В 60-х у меня была девушка по имени Джейн Эшер, актриса, она отправилась в тур по США с шекспировской труппой. Я приехал к ней в Денвер, и мы провели некоторое время в Колорадо — болтались без дела, гуляли в горах. Было замечательно. Позже я часто приезжал в Нью-Йорк с Линдой, и мы тоже просто гуляли по улицам. Тогда я как раз отрастил большую черную бороду, мы одевались в старые армейские бушлаты из секонд-хендов, и меня никто не узнавал. Только иногда на улице окликали: «Эй, парень, я тебя где-то видел!» Я отлично проводил время. Ездил в Гарлем, куда в 1964 году нам строго-настрого велели не заглядывать, — уверяли, что там очень опасно. А теперь я спокойно шлялся там, заходил в музыкальные магазины, разговаривал с людьми. Это было отличное, очень расслабленное время, я наконец увидел Америку такой, какая она есть.
Когда вы составляете сет-листы своих концертов, по какому принципу отбираете битловские и небитловские песни?
Я всегда стараюсь удивлять своим сет-листом. Но во времена интернета и YouTube никого уже ничем не удивишь. Стоит один раз что-то сделать, и в ту же минуту об этом узнает весь мир. В последнее время мы исполняем очень много битловских песен. Я стараюсь вставлять и что-то из Wings — они тоже очень популярны у молодых людей, которые ходят на наши концерты. Конечно, добавляю и свои сольные вещи. Но основную массу составляют песни The Beatles. Потому что я стараюсь давать публике то, чего она хочет, а это прежде всего The Beatles. Что ж, не самая плохая музыка.
На концерте в память 11 сентября публика как-то отличилась от обычной?
Да. В те дни изменилось настроение всего мира, всей Америки и особенно всего Нью-Йорка. В воздухе был страх — я никогда такого не чувствовал, особенно в этом городе. Именно страх и породил идею концерта. Во вступительном слове я сказал, что родился во время войны в Ливерпуле, который часто бомбили. Я вырос среди людей, которые только что пережили войну, и хорошо запомнил, как они к ней относились. Они пели под бомбежками. Я подумал, что об этом важно рассказать. Возможно, мы сможем почувствовать ту же старую добрую отвагу, которую я встречал в моих родителях и их ровесниках. Я надеялся, что смогу помочь Америке и Нью-Йорку выбраться из этого страха. Так и случилось.
В каком настроении вы вышли на сцену?

ЗАДАНИЕ >> Продолжите интервью о концертах и поездках по Америке, начав сразу после последнего вопроса. Данные для работы не нужны.

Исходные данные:
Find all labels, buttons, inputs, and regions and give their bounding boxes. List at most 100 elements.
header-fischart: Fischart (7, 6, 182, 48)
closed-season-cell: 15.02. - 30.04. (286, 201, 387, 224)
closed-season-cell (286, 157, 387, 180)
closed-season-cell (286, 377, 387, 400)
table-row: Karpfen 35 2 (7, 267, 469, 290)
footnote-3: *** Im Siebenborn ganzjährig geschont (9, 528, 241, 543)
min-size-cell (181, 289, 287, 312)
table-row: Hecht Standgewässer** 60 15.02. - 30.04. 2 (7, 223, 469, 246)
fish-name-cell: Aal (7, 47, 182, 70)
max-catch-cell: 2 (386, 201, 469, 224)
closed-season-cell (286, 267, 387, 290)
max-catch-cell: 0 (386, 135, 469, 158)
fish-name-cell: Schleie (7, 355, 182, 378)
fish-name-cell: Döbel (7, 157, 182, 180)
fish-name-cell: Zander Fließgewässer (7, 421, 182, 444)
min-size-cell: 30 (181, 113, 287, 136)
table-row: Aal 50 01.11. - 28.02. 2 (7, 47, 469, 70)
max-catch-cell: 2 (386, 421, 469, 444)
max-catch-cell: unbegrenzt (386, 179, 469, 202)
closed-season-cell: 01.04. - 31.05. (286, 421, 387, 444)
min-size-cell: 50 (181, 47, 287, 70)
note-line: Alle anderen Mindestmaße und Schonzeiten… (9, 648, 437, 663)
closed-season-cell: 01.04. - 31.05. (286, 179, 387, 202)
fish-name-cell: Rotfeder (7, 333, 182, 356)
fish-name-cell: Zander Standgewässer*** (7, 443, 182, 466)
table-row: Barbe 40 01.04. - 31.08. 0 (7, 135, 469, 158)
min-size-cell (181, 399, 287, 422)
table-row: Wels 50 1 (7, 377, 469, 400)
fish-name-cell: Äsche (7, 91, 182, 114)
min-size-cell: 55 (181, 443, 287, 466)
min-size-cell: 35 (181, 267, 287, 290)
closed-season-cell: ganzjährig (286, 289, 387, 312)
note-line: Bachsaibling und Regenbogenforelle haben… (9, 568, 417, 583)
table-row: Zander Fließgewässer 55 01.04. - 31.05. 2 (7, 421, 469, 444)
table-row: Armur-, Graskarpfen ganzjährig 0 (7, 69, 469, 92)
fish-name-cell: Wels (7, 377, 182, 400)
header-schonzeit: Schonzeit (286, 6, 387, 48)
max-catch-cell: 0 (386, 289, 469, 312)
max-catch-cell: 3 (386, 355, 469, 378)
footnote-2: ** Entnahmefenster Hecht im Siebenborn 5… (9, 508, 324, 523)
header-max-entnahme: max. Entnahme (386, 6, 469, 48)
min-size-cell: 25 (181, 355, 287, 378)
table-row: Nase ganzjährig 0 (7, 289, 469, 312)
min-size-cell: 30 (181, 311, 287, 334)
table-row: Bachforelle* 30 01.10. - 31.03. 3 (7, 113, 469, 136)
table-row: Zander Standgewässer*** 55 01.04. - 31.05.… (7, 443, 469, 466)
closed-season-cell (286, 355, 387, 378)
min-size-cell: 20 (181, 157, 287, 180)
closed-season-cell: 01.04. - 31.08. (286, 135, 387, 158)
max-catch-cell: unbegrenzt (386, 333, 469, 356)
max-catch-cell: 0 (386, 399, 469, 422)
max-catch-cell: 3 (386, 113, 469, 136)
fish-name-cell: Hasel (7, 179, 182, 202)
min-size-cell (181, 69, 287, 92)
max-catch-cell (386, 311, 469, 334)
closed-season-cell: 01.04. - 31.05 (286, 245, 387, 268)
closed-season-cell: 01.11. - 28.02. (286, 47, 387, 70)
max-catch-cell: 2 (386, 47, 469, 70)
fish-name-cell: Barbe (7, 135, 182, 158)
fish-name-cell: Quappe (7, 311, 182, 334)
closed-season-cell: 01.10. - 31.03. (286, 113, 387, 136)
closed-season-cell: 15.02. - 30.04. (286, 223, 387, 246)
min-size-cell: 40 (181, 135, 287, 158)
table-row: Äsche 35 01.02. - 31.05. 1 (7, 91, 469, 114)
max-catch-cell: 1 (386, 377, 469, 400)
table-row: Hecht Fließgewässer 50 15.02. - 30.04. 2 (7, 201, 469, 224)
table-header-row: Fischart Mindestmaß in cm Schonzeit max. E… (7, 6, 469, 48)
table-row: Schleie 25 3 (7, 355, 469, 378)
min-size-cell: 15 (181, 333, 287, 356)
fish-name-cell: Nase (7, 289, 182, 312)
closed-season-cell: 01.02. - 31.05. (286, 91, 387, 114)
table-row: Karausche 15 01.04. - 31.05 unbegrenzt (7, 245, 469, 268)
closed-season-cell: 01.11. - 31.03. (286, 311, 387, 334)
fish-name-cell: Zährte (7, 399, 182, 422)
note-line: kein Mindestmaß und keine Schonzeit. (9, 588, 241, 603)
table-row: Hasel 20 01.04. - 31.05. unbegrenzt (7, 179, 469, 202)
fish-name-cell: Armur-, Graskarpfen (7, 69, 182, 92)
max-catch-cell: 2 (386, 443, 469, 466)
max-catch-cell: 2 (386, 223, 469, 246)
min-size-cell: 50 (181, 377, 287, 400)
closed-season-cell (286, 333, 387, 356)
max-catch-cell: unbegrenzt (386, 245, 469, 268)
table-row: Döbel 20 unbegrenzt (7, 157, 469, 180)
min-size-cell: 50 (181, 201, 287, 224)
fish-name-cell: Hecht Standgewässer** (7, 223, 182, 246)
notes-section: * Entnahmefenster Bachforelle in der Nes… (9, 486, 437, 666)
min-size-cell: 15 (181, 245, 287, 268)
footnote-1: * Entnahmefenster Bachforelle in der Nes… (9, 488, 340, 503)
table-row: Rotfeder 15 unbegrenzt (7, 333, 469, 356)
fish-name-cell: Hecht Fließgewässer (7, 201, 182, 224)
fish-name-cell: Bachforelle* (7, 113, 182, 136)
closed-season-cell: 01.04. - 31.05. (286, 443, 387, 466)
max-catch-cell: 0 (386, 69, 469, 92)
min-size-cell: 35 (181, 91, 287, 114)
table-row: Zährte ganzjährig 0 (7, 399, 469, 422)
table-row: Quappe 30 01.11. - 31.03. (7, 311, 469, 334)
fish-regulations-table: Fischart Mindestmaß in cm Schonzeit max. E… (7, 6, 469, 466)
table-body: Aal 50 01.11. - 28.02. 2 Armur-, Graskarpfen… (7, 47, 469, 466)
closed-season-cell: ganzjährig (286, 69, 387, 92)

ОТВЕТ >>
Знаете, мы играли — и сами оправлялись от первоначального ужаса, и понимали, что то же самое происходит со зрителями. Я видел, как пожарные, добровольцы, их семьи и семьи жертв благодаря музыке высвобождали эмоции, которые все эти дни копились в них. Это было прекрасное чувство, поистине прекрасное. Вот одна из причин, почему я люблю музыку и занимаюсь ею. В тот момент мы почувствовали, что принесли немного добра.
Всю вашу карьеру вы постоянно придумывали что-то новое и в музыке, и в видеоискусстве. Как вы реагируете, когда вас называют пионером и новатором?
Я не возражаю, когда обо мне вспоминают, неважно, кто и почему. Мне очень повезло: моя карьера началась с The Beatles, и мы сделали действительно много нового и революционного. Мы не всегда ставили это целью, многие вещи происходили сами собой, и мы не отдавали в них отчета. Понимаете, мы ведь даже не знали, кто такой Эд Салливан, когда приехали в Америку. Мы спросили: «А кто это?» — «Он очень знаменит в Америке, не волнуйтесь». Так мы оказались на знаменитом телешоу. Когда я ждал своей очереди, чтобы выйти и спеть Yesterday, парень, который открывал занавес, спросил: «Нервничаешь?» Я, слегка бравируя, ответил: «Нет». Он сказал: «А стоило бы. На тебя будут смотреть 73 миллиона человек». А взять то самое выступление на стадионе «Ши» — мы толком даже не поняли всю его значимость! Для нас это был просто большой концерт. Так что да, мне нравится, когда другие отдают мне должное, нравится, когда обо мне помнят. И я очень счастлив и горд, что принимал участие в стольких великих событиях.
Вы верите в целительную силу музыки? Что в ней такого, что успокаивает души людей в самые тяжелые времена?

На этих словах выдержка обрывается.